◆ 节选原文:
※ ※ ※
二路归并算法非递归C实现

算法思想是Horowitz E.Sahni S. Fundamentals of Data Structures, 1976上的。二路归并的递归实现相对简单，但是非递归实现却有些绕脑。所以尝试写代码并做一些跟踪，才最终理解了这个算法。  

#include <stdio.h>

#include <stdlib.h>

// X[0] is guard

void Print(int *X, int n)

{

printf("/n");

for(int i=1; i<=n; i++){

printf(" %d", X[i]);

}

}

// merge X[l]..X[m], X[m+1]..x
to Z

void MERGE(int* X

, int l/*first-sequence-start-postion, 1-based*/

, int m/*first-sequence-length, 1-based*/

, int n/*last-sequence-position, 1-based*/

, int* Z)

{

printf("/nMERGE(%08X, %d, %d, %d, %08X)", X, l, m, n, Z);

int i, j, k, t;

for(i=l, j=m+1, k=l; i<=m && j<=n; ){

if(X[i]<=X[j]){Z[k++]=X[i]; ++i;}

else{Z[k++]=X[j]; ++j;}

}

if(i>m){

printf("/nMerge: i=%d > m=%d", i, m);

for(t=j; t<=n; ++t)

Z[k++] = X[t];

}else{

printf("/nMerge: i=%d <= m=%d", i, m);

for(t=i; t<=m; ++t)

Z[k++] = X[t];

}

}

// One pass for sort X[1+l*k]..x[1+l-1+l*k]

void MPASS(int* X, int* Y, int n, int l)
※ ※ ※
◆ 数据内容:
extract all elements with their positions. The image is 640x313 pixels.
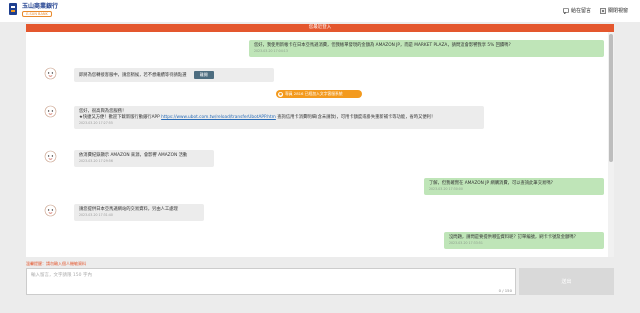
※ ※ ※
◆ 练习要求: 把二路归并原文从“二路归并算法非递归C实现”到“Print(int *X, int n)”这一段一字不改地照抄下来。 上述数据在本练习中用不到。

◆ 完成结果:
二路归并算法非递归C实现

算法思想是Horowitz E.Sahni S. Fundamentals of Data Structures, 1976上的。二路归并的递归实现相对简单，但是非递归实现却有些绕脑。所以尝试写代码并做一些跟踪，才最终理解了这个算法。  

#include <stdio.h>

#include <stdlib.h>

// X[0] is guard

void Print(int *X, int n)